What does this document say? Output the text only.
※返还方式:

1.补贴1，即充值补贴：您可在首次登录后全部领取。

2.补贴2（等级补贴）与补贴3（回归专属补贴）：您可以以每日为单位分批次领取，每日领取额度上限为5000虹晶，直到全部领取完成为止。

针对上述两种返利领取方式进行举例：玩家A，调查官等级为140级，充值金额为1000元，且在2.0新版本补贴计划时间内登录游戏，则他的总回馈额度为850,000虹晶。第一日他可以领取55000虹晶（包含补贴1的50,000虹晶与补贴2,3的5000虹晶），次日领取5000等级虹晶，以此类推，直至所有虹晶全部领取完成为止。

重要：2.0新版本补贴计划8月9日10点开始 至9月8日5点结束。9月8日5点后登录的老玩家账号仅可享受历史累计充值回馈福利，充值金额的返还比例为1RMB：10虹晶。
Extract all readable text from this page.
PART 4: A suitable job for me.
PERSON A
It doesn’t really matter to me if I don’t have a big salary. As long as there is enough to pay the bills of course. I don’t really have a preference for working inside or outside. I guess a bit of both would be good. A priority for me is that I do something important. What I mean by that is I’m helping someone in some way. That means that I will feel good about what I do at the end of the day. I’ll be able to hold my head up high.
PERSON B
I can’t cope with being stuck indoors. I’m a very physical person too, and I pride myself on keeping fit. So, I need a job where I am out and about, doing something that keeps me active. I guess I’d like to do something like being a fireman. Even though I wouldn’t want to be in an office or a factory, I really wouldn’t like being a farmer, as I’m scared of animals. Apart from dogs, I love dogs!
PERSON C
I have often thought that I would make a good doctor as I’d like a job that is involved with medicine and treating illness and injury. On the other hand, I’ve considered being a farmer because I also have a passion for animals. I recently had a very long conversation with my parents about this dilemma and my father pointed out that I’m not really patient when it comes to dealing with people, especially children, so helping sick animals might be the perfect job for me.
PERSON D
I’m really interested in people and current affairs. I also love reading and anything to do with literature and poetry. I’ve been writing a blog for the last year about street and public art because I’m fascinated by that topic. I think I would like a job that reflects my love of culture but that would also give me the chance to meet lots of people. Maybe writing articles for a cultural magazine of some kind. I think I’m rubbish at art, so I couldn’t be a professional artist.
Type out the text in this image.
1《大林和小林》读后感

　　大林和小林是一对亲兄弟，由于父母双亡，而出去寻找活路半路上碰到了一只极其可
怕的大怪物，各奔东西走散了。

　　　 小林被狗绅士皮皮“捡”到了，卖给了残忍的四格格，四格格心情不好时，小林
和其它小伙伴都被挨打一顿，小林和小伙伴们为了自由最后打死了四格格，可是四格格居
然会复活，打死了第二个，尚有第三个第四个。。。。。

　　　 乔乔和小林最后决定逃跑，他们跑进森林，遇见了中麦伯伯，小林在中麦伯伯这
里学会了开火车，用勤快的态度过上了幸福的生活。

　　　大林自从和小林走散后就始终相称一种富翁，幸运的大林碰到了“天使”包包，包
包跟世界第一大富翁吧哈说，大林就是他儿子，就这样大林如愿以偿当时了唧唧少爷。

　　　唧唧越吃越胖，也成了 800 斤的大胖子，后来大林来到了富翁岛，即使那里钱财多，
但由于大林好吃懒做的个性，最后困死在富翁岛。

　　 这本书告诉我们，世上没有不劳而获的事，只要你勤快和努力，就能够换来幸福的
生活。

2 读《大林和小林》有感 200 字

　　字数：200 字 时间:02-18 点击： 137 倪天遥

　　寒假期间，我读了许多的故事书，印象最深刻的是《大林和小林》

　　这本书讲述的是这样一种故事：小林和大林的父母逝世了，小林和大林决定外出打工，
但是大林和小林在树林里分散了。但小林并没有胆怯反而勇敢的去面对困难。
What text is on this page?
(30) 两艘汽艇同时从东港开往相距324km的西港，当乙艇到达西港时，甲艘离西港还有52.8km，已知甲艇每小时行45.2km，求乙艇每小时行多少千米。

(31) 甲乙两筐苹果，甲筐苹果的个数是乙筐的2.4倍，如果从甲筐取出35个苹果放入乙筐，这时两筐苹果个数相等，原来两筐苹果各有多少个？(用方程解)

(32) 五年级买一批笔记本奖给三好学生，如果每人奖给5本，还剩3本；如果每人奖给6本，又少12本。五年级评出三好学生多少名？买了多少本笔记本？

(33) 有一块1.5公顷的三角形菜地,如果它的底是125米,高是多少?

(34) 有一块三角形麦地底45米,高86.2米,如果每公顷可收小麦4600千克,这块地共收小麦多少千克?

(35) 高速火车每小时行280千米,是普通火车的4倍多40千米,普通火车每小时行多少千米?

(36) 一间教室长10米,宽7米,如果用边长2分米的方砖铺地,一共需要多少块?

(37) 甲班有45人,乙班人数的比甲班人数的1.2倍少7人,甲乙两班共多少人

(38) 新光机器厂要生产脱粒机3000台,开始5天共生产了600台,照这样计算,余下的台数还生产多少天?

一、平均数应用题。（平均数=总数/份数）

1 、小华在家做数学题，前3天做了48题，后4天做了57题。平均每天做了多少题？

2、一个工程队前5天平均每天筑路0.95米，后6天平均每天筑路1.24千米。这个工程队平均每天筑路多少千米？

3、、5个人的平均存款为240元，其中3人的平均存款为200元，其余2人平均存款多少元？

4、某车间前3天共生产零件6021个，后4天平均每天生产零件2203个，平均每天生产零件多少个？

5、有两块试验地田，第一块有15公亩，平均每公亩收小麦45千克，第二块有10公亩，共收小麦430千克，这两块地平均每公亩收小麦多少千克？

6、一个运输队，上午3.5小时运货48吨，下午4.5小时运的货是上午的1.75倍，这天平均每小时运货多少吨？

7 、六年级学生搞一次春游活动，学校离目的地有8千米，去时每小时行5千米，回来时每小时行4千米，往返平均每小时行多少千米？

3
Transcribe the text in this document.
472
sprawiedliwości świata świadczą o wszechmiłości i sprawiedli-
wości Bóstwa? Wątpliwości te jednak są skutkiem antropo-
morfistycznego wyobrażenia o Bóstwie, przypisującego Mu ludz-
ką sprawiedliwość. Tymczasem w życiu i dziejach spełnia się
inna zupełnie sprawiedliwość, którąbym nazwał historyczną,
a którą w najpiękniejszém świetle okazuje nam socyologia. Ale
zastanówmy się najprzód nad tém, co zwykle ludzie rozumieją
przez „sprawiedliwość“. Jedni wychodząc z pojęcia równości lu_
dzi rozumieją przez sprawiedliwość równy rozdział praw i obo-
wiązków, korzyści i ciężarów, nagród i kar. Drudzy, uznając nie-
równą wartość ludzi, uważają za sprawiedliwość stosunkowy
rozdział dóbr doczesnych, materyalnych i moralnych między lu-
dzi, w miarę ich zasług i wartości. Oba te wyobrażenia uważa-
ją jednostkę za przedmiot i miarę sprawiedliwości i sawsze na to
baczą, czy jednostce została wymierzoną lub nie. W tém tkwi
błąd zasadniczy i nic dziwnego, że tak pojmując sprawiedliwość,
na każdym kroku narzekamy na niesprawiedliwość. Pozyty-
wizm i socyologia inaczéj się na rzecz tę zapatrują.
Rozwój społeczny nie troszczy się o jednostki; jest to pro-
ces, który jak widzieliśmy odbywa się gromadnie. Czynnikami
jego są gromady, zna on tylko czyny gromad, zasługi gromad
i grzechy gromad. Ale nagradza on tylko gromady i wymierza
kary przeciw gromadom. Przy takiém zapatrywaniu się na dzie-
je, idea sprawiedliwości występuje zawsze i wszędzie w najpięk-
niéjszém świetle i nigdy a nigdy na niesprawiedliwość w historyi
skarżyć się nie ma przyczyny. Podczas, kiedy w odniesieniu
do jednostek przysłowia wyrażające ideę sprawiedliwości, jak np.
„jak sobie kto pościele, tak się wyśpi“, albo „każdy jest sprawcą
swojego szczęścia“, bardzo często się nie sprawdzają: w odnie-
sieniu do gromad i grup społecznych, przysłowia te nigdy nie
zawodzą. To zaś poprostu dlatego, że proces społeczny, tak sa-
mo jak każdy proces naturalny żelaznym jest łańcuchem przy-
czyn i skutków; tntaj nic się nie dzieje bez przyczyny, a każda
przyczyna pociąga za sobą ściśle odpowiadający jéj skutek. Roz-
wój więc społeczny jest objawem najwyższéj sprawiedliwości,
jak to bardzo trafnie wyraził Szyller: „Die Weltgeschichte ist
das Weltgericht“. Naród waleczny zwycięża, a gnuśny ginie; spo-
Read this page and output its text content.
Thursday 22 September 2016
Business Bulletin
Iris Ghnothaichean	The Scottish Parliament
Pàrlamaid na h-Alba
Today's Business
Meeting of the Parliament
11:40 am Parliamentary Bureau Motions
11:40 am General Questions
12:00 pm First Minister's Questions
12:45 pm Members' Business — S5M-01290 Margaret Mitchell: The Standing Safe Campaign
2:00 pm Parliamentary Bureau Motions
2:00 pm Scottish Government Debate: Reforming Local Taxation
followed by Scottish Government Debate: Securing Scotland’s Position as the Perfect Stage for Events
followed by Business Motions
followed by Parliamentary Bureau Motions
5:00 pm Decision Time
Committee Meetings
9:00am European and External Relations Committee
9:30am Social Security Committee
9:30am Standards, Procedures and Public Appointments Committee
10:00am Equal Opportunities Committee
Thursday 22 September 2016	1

WRITTEN TASK - Sift the material for lines with the string "rozumieją". Copy each one found.

EXERCISE RESULT -
zastanówmy się najprzód nad tém, co zwykle ludzie rozumieją
dzi rozumieją przez sprawiedliwość równy rozdział praw i obo-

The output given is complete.